• _EXERCISE AIM_: Return all lines from the listing below in which the string "details" occurs.

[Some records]
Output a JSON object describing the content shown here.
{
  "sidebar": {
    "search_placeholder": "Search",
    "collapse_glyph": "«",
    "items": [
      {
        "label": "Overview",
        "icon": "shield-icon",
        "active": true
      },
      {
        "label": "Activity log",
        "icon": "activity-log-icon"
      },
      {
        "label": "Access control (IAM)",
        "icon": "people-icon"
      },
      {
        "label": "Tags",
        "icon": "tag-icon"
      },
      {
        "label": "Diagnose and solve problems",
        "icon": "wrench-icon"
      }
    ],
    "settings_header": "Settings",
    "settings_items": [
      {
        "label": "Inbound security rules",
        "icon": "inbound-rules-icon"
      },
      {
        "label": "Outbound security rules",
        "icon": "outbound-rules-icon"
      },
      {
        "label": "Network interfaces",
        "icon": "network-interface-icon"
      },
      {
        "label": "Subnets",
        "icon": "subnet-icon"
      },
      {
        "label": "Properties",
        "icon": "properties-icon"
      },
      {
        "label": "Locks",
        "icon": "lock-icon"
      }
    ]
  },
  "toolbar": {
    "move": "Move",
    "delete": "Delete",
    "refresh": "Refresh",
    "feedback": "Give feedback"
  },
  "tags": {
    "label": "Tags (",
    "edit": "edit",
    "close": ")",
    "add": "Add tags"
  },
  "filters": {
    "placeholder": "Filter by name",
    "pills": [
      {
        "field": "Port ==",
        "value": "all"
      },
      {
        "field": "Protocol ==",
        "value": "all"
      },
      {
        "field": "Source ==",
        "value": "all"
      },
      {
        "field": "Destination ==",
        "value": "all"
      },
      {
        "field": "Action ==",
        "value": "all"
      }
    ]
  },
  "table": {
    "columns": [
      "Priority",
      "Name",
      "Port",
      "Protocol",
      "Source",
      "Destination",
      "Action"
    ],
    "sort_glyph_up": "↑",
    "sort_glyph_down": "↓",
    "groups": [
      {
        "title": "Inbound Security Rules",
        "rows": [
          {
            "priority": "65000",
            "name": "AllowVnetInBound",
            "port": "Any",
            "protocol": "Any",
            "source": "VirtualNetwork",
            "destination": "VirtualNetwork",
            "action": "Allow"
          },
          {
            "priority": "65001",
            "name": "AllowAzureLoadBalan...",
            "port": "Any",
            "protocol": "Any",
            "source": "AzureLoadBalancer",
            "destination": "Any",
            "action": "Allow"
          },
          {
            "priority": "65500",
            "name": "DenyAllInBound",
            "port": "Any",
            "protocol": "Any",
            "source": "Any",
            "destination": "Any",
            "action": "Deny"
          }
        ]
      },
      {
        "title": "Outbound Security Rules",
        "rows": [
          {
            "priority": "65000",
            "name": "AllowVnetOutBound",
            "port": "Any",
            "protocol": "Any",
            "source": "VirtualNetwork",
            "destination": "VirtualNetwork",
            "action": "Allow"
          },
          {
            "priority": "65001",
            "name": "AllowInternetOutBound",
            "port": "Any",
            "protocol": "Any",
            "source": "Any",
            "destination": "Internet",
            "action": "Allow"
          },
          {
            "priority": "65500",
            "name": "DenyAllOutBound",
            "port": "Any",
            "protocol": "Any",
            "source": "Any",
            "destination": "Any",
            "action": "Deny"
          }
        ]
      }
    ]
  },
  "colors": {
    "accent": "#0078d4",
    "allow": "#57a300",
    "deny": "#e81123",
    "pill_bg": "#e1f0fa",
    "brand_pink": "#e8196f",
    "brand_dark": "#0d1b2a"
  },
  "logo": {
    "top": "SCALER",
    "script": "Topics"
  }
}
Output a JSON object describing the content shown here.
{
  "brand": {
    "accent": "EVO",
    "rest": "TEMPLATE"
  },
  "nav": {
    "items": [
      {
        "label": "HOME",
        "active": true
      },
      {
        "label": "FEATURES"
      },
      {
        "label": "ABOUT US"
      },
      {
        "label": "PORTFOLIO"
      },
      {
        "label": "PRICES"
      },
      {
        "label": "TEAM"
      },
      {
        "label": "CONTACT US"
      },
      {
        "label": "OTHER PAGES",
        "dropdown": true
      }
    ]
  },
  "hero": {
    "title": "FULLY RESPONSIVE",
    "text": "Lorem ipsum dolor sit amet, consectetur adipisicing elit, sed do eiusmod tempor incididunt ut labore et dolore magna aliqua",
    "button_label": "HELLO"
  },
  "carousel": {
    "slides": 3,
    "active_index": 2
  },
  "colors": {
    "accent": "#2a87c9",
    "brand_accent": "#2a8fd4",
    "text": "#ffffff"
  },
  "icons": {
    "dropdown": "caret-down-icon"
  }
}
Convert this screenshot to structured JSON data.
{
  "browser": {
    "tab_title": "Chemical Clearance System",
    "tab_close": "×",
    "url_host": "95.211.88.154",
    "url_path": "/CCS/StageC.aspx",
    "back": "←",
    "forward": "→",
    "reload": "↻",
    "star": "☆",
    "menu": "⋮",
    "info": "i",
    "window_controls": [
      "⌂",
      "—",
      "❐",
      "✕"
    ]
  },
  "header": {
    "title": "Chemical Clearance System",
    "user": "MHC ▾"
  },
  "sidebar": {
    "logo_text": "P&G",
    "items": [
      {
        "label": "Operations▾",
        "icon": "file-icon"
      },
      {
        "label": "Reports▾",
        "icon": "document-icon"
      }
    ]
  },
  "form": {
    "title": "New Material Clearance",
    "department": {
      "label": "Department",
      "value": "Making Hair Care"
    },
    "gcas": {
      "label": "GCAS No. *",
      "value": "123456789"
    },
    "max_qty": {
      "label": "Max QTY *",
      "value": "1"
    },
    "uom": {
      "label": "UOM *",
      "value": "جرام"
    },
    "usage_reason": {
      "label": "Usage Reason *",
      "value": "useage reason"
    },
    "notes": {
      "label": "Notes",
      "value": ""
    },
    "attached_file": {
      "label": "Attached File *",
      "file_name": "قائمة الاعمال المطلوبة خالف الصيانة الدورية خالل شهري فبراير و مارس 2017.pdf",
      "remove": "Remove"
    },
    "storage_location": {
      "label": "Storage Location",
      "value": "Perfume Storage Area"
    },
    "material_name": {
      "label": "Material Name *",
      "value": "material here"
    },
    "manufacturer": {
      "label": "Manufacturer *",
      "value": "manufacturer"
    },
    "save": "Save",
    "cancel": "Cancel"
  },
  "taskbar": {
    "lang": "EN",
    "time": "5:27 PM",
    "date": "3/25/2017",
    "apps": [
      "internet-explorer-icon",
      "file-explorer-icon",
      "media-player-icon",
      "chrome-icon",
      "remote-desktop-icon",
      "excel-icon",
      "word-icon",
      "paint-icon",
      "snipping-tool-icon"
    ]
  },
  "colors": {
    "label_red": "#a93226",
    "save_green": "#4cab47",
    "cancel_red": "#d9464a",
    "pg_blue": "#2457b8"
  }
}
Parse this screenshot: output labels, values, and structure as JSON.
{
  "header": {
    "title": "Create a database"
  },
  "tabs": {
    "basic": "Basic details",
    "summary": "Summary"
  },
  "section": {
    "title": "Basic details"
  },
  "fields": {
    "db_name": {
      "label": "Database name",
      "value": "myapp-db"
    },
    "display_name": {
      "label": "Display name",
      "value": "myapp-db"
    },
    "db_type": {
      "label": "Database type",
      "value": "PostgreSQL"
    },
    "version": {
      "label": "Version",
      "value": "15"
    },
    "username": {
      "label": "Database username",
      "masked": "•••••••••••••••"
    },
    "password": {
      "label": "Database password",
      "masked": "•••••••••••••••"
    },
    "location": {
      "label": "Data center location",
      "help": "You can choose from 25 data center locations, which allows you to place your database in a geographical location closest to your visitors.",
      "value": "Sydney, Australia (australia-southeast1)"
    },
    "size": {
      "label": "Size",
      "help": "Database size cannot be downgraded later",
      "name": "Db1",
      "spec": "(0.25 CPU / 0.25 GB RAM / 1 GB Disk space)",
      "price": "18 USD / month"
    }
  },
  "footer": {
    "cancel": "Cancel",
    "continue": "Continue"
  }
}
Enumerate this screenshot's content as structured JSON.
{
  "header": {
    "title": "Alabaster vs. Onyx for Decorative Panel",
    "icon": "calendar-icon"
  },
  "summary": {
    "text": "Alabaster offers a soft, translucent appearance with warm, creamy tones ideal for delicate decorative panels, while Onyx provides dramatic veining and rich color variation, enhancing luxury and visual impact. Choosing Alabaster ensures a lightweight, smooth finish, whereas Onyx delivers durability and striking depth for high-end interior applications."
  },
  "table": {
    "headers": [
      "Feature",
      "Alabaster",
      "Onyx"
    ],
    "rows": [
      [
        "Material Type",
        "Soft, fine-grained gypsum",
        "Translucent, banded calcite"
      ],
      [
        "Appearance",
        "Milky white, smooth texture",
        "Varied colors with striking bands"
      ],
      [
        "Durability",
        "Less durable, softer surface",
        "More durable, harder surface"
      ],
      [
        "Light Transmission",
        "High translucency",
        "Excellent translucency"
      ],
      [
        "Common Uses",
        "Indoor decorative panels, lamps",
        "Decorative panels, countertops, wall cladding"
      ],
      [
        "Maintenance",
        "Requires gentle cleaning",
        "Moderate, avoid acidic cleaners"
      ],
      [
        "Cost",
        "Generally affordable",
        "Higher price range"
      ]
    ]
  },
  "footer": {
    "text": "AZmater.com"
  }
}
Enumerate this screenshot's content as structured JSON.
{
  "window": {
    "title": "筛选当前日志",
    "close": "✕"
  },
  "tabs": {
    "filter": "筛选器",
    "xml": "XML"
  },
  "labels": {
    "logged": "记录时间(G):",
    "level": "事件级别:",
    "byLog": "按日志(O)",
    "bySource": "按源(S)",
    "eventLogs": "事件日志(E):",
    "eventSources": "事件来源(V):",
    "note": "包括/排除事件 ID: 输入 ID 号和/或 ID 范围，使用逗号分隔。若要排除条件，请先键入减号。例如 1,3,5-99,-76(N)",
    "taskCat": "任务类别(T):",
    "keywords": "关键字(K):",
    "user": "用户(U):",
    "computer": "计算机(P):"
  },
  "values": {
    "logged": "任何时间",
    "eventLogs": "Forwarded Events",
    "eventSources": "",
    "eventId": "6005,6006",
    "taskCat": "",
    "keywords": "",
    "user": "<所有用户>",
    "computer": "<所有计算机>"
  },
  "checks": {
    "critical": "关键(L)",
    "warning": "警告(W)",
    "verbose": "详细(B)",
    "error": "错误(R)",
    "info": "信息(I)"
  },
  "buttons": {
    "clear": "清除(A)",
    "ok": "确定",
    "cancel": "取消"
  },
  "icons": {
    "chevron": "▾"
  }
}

• _SOLUTION FOR THIS EXERCISE_:
    "basic": "Basic details",
    "title": "Basic details"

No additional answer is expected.